## [Stated goal]
Copy the records below word for word, omitting the pictures.
____
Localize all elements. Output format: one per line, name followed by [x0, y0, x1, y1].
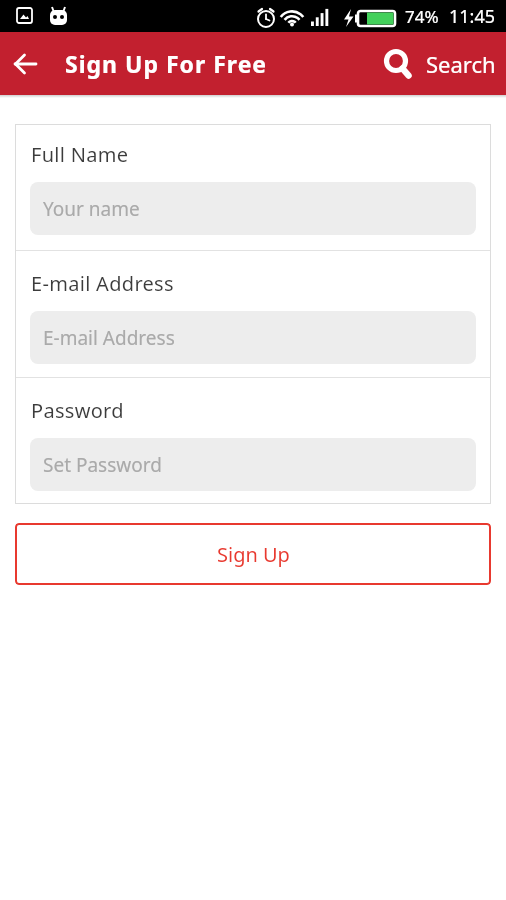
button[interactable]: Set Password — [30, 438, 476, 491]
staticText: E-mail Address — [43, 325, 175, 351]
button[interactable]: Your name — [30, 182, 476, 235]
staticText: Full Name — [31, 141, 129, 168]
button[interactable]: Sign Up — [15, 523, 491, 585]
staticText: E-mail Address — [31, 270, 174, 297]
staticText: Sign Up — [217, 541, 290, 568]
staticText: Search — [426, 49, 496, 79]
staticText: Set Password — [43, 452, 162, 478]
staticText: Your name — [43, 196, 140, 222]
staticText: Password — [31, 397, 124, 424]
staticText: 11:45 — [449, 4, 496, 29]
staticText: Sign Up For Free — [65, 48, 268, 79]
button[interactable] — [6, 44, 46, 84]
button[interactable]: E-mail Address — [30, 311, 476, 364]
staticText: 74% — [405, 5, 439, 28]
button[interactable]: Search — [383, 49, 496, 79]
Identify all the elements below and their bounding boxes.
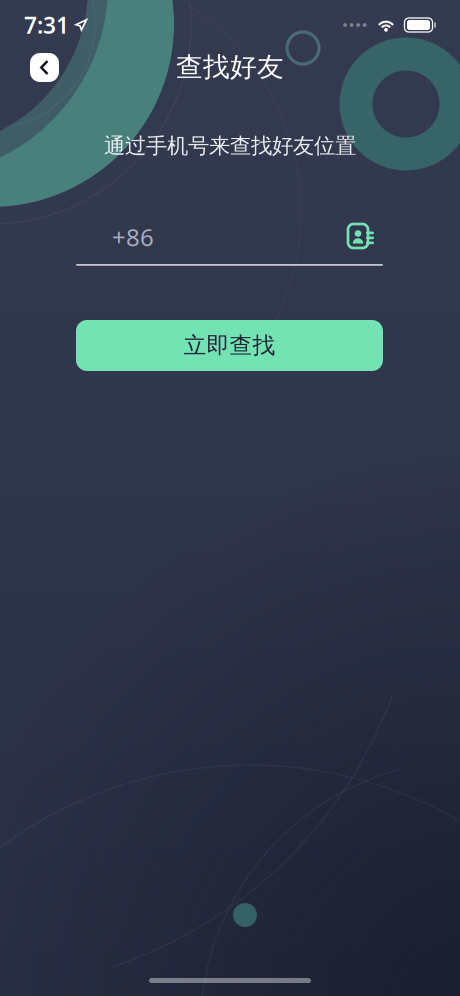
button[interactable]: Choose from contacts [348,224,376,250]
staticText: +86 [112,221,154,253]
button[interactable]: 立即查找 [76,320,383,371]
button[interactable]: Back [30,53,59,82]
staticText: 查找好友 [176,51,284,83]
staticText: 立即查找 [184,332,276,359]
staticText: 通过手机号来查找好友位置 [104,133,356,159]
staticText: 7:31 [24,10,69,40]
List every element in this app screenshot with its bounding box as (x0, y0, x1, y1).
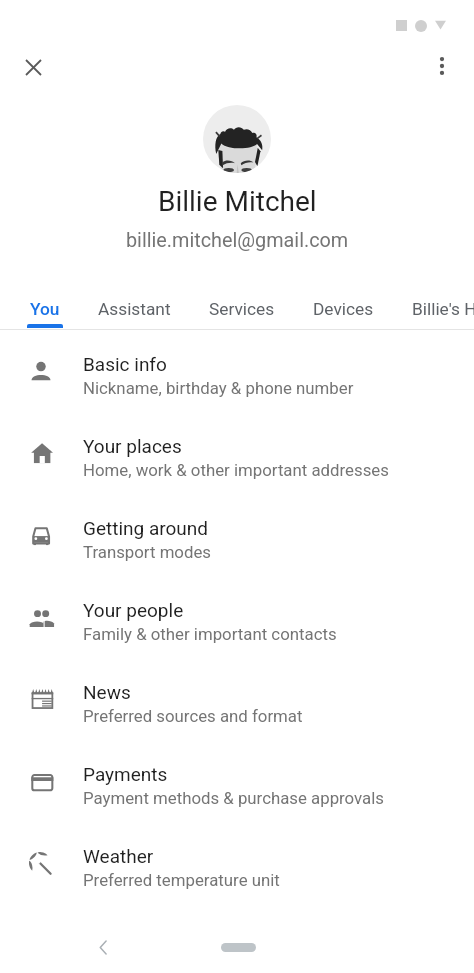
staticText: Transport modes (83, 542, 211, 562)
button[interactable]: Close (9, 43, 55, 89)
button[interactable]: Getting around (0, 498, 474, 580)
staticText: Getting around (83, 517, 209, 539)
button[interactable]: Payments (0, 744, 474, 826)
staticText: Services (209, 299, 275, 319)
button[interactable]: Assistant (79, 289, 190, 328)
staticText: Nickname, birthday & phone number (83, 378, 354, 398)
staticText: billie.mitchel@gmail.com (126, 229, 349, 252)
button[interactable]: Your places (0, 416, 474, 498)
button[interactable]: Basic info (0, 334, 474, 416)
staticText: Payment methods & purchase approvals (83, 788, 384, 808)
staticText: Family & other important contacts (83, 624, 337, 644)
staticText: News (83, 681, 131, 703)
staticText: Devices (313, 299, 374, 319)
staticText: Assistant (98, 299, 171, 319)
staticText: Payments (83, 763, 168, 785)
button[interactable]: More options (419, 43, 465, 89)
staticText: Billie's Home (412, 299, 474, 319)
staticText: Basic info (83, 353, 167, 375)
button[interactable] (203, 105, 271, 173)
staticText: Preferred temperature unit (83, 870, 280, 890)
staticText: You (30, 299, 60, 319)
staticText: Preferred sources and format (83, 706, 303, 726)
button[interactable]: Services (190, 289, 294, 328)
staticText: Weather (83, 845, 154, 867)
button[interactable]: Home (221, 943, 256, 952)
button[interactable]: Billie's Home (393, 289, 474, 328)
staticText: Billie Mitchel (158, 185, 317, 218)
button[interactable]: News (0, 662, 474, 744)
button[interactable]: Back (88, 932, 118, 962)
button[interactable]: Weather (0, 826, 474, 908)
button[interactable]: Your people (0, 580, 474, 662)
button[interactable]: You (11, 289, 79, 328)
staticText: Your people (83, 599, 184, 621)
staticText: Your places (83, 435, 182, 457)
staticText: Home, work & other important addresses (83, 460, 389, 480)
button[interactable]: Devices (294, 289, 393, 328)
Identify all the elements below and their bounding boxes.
____
## [Exercise response]
Localize all elements. Output format: one per line, name followed by [x0, y0, x1, y1].
button[interactable]: Set Password — [30, 438, 476, 491]
staticText: E-mail Address — [43, 325, 175, 351]
button[interactable]: Your name — [30, 182, 476, 235]
staticText: Full Name — [31, 141, 129, 168]
button[interactable]: Sign Up — [15, 523, 491, 585]
staticText: E-mail Address — [31, 270, 174, 297]
staticText: Sign Up — [217, 541, 290, 568]
staticText: Search — [426, 49, 496, 79]
staticText: Set Password — [43, 452, 162, 478]
staticText: Your name — [43, 196, 140, 222]
staticText: Password — [31, 397, 124, 424]
staticText: 11:45 — [449, 4, 496, 29]
staticText: Sign Up For Free — [65, 48, 268, 79]
button[interactable] — [6, 44, 46, 84]
button[interactable]: E-mail Address — [30, 311, 476, 364]
staticText: 74% — [405, 5, 439, 28]
button[interactable]: Search — [383, 49, 496, 79]
Identify all the elements below and their bounding boxes.
button[interactable]: Choose from contacts [348,224,376,250]
staticText: +86 [112,221,154,253]
button[interactable]: 立即查找 [76,320,383,371]
button[interactable]: Back [30,53,59,82]
staticText: 查找好友 [176,51,284,83]
staticText: 立即查找 [184,332,276,359]
staticText: 通过手机号来查找好友位置 [104,133,356,159]
staticText: 7:31 [24,10,69,40]
List every element in this app screenshot with its bounding box as (x0, y0, x1, y1).
staticText: Transport modes (83, 542, 211, 562)
button[interactable]: Close (9, 43, 55, 89)
button[interactable]: Getting around (0, 498, 474, 580)
staticText: Getting around (83, 517, 209, 539)
button[interactable]: Payments (0, 744, 474, 826)
staticText: Services (209, 299, 275, 319)
button[interactable]: Assistant (79, 289, 190, 328)
staticText: Nickname, birthday & phone number (83, 378, 354, 398)
staticText: billie.mitchel@gmail.com (126, 229, 349, 252)
button[interactable]: Your places (0, 416, 474, 498)
button[interactable]: Basic info (0, 334, 474, 416)
staticText: Payment methods & purchase approvals (83, 788, 384, 808)
staticText: Family & other important contacts (83, 624, 337, 644)
staticText: News (83, 681, 131, 703)
staticText: Devices (313, 299, 374, 319)
staticText: Assistant (98, 299, 171, 319)
staticText: Payments (83, 763, 168, 785)
button[interactable]: More options (419, 43, 465, 89)
staticText: Billie's Home (412, 299, 474, 319)
staticText: Basic info (83, 353, 167, 375)
button[interactable] (203, 105, 271, 173)
staticText: Preferred temperature unit (83, 870, 280, 890)
staticText: You (30, 299, 60, 319)
staticText: Preferred sources and format (83, 706, 303, 726)
button[interactable]: Services (190, 289, 294, 328)
staticText: Weather (83, 845, 154, 867)
button[interactable]: Home (221, 943, 256, 952)
button[interactable]: Billie's Home (393, 289, 474, 328)
staticText: Billie Mitchel (158, 185, 317, 218)
button[interactable]: News (0, 662, 474, 744)
button[interactable]: Back (88, 932, 118, 962)
button[interactable]: Weather (0, 826, 474, 908)
button[interactable]: Your people (0, 580, 474, 662)
button[interactable]: You (11, 289, 79, 328)
staticText: Your people (83, 599, 184, 621)
staticText: Your places (83, 435, 182, 457)
staticText: Home, work & other important addresses (83, 460, 389, 480)
button[interactable]: Devices (294, 289, 393, 328)
Identify all the elements below and their bounding boxes.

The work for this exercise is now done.